** Data for processing **
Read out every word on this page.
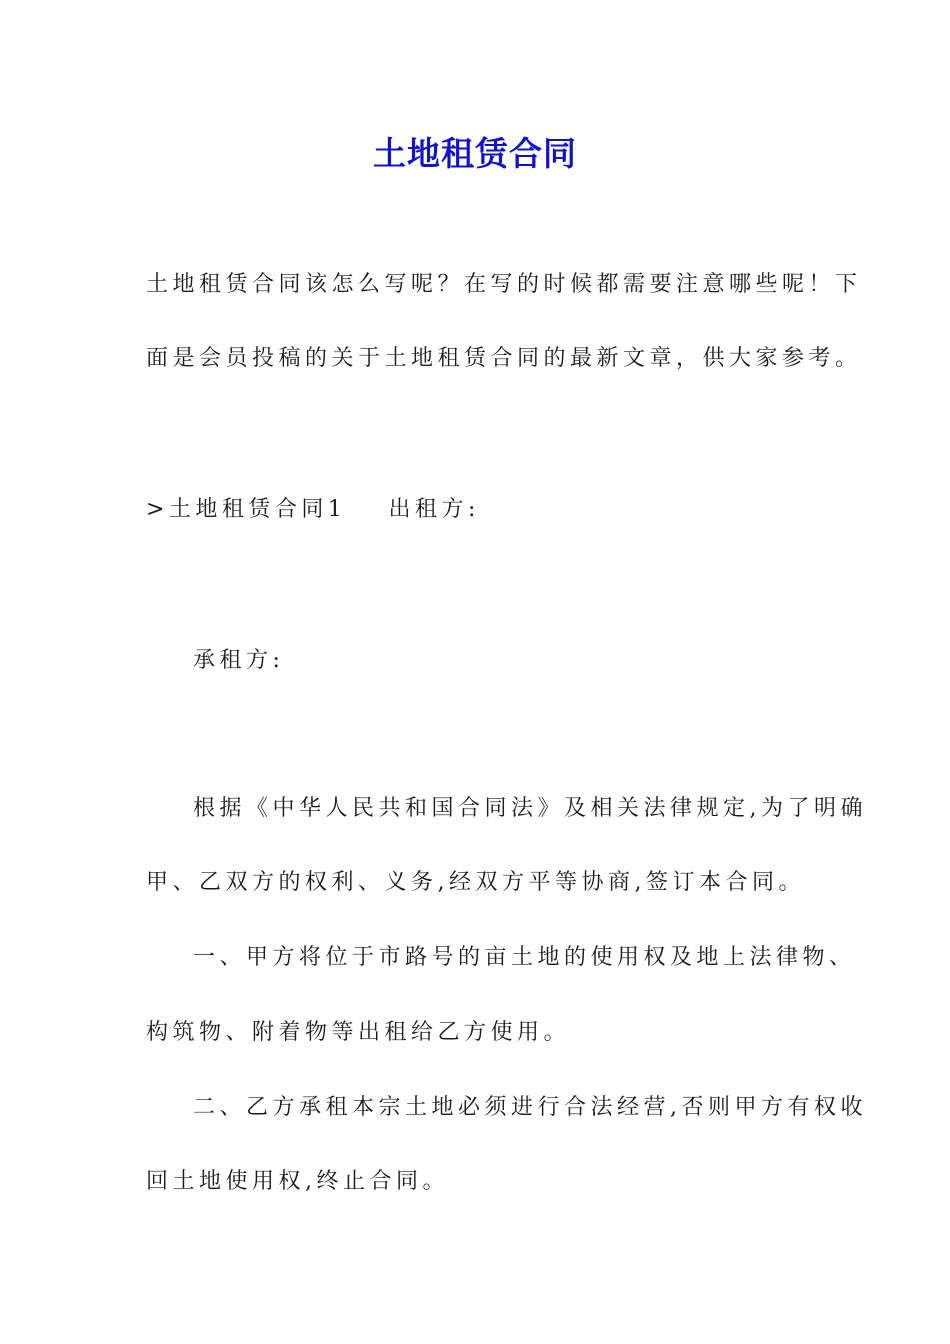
土地租赁合同

土地租赁合同该怎么写呢？在写的时候都需要注意哪些呢！下

面是会员投稿的关于土地租赁合同的最新文章，供大家参考。

>土地租赁合同1 出租方:

承租方:

根据《中华人民共和国合同法》及相关法律规定,为了明确

甲、乙双方的权利、义务,经双方平等协商,签订本合同。

一、甲方将位于市路号的亩土地的使用权及地上法律物、

构筑物、附着物等出租给乙方使用。

二、乙方承租本宗土地必须进行合法经营,否则甲方有权收

回土地使用权,终止合同。
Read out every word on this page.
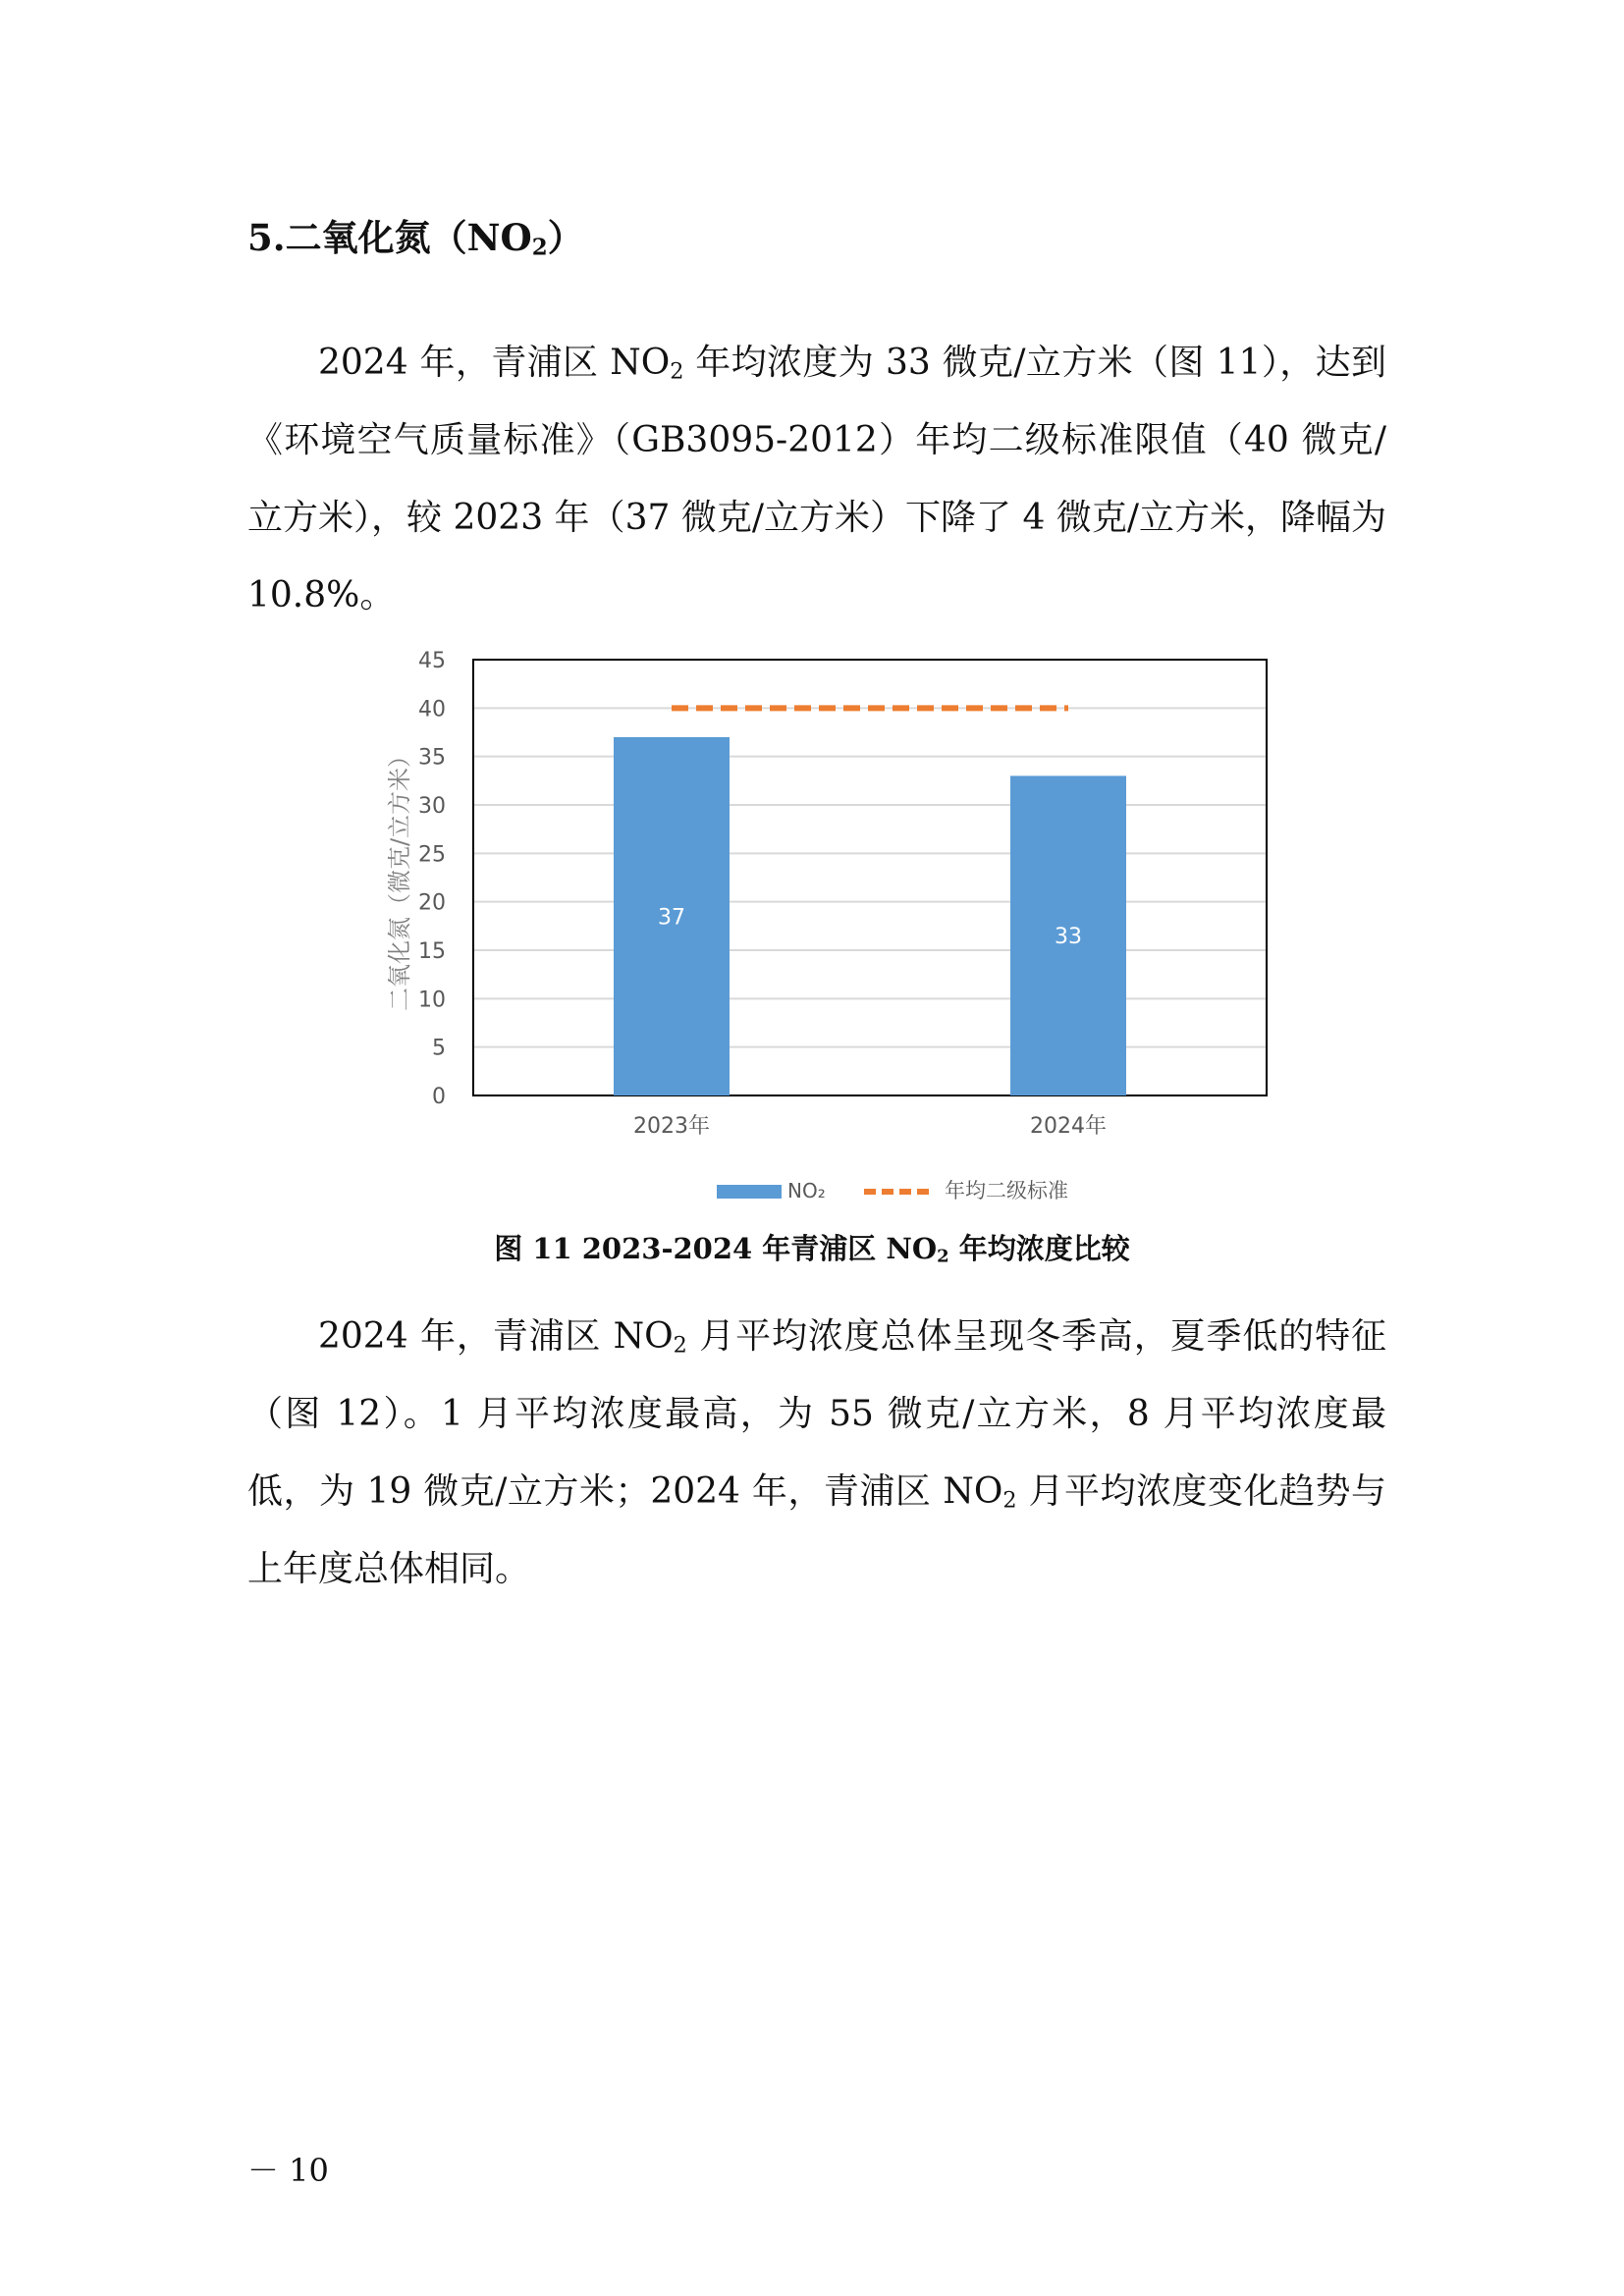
5.二氧化氮$(NO_2)$

2024 年，青浦区 $NO_2$ 年均浓度为 33 微克/立方米（图 11），达到《环境空气质量标准》（GB3095-2012）年均二级标准限值（40 微克/立方米），较 2023 年（37 微克/立方米）下降了 4 微克/立方米，降幅为 10.8%。

0
5
10
15
20
25
30
35
40
45
37
33
2023年	2024年
二氧化氮（微克/立方米）
NO₂	年均二级标准

图 11 2023-2024 年青浦区 $NO_2$ 年均浓度比较

2024 年，青浦区 $NO_2$ 月平均浓度总体呈现冬季高，夏季低的特征（图 12）。1 月平均浓度最高，为 55 微克/立方米，8 月平均浓度最低，为 19 微克/立方米；2024 年，青浦区 $NO_2$ 月平均浓度变化趋势与上年度总体相同。

－ 10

** Problem to work on **
Set the pictures aside and transcribe the data above exactly.

** Completed task **
Read out every word on this page.
土地租赁合同

土地租赁合同该怎么写呢？在写的时候都需要注意哪些呢！下

面是会员投稿的关于土地租赁合同的最新文章，供大家参考。

>土地租赁合同1 出租方:

承租方:

根据《中华人民共和国合同法》及相关法律规定,为了明确

甲、乙双方的权利、义务,经双方平等协商,签订本合同。

一、甲方将位于市路号的亩土地的使用权及地上法律物、

构筑物、附着物等出租给乙方使用。

二、乙方承租本宗土地必须进行合法经营,否则甲方有权收

回土地使用权,终止合同。
Read out every word on this page.
5.二氧化氮$(NO_2)$

2024 年，青浦区 $NO_2$ 年均浓度为 33 微克/立方米（图 11），达到《环境空气质量标准》（GB3095-2012）年均二级标准限值（40 微克/立方米），较 2023 年（37 微克/立方米）下降了 4 微克/立方米，降幅为 10.8%。

0
5
10
15
20
25
30
35
40
45
37
33
2023年	2024年
二氧化氮（微克/立方米）
NO₂	年均二级标准

图 11 2023-2024 年青浦区 $NO_2$ 年均浓度比较

2024 年，青浦区 $NO_2$ 月平均浓度总体呈现冬季高，夏季低的特征（图 12）。1 月平均浓度最高，为 55 微克/立方米，8 月平均浓度最低，为 19 微克/立方米；2024 年，青浦区 $NO_2$ 月平均浓度变化趋势与上年度总体相同。

－ 10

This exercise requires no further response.